▶ AIM: Every line below is to be copied exactly, with the pictures left out.

▶ SUPPLIED RECORDS:
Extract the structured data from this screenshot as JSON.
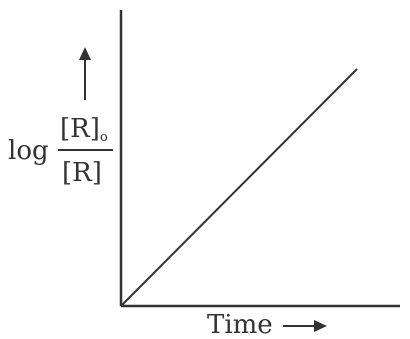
{
  "chart_data": {
    "type": "line",
    "title": "",
    "xlabel": "Time",
    "ylabel": {
      "prefix": "log",
      "numerator": "[R]",
      "numerator_subscript": "o",
      "denominator": "[R]"
    },
    "x": [
      0,
      1
    ],
    "series": [
      {
        "values": [
          0,
          1
        ]
      }
    ],
    "xlim": [
      0,
      1.0
    ],
    "ylim": [
      0,
      1.2
    ],
    "grid": false,
    "legend": "none",
    "colors": {
      "axis": "#333333",
      "line": "#333333",
      "text": "#333333"
    }
  }
}
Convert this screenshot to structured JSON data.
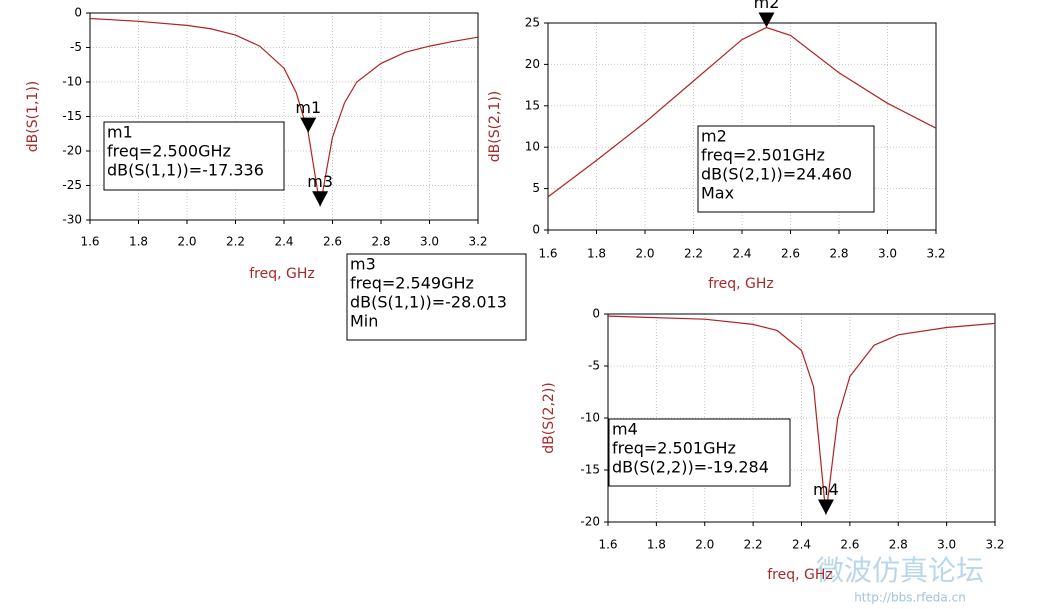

▶ RESPONSE FOR THIS EXERCISE:
Extract the structured data from this screenshot as JSON.
{
  "chart_data": {
    "type": "line",
    "title": "",
    "xlabel": "Time",
    "ylabel": {
      "prefix": "log",
      "numerator": "[R]",
      "numerator_subscript": "o",
      "denominator": "[R]"
    },
    "x": [
      0,
      1
    ],
    "series": [
      {
        "values": [
          0,
          1
        ]
      }
    ],
    "xlim": [
      0,
      1.0
    ],
    "ylim": [
      0,
      1.2
    ],
    "grid": false,
    "legend": "none",
    "colors": {
      "axis": "#333333",
      "line": "#333333",
      "text": "#333333"
    }
  }
}
Convert this screenshot to structured JSON data.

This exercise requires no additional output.